AIM:
Return the records in full, exactly as given.

RECORDS PROVIDED:

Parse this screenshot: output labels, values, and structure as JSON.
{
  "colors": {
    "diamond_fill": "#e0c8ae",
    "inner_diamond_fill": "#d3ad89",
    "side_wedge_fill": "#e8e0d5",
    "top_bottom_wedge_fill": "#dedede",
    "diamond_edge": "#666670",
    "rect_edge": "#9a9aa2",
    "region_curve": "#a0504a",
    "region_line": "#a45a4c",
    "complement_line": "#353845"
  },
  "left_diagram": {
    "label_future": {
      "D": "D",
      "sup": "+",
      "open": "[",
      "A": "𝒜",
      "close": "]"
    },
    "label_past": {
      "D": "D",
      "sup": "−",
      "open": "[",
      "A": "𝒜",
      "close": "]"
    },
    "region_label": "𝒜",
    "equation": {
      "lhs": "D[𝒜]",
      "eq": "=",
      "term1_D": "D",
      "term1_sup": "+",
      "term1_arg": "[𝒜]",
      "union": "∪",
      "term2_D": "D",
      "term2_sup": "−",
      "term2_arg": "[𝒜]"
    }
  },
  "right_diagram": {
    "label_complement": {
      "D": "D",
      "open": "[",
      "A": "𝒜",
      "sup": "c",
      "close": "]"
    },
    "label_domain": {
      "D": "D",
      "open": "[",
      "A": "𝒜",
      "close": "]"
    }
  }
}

FULL ANSWER:
Parse this screenshot: output labels, values, and structure as JSON.
{
  "colors": {
    "diamond_fill": "#e0c8ae",
    "inner_diamond_fill": "#d3ad89",
    "side_wedge_fill": "#e8e0d5",
    "top_bottom_wedge_fill": "#dedede",
    "diamond_edge": "#666670",
    "rect_edge": "#9a9aa2",
    "region_curve": "#a0504a",
    "region_line": "#a45a4c",
    "complement_line": "#353845"
  },
  "left_diagram": {
    "label_future": {
      "D": "D",
      "sup": "+",
      "open": "[",
      "A": "𝒜",
      "close": "]"
    },
    "label_past": {
      "D": "D",
      "sup": "−",
      "open": "[",
      "A": "𝒜",
      "close": "]"
    },
    "region_label": "𝒜",
    "equation": {
      "lhs": "D[𝒜]",
      "eq": "=",
      "term1_D": "D",
      "term1_sup": "+",
      "term1_arg": "[𝒜]",
      "union": "∪",
      "term2_D": "D",
      "term2_sup": "−",
      "term2_arg": "[𝒜]"
    }
  },
  "right_diagram": {
    "label_complement": {
      "D": "D",
      "open": "[",
      "A": "𝒜",
      "sup": "c",
      "close": "]"
    },
    "label_domain": {
      "D": "D",
      "open": "[",
      "A": "𝒜",
      "close": "]"
    }
  }
}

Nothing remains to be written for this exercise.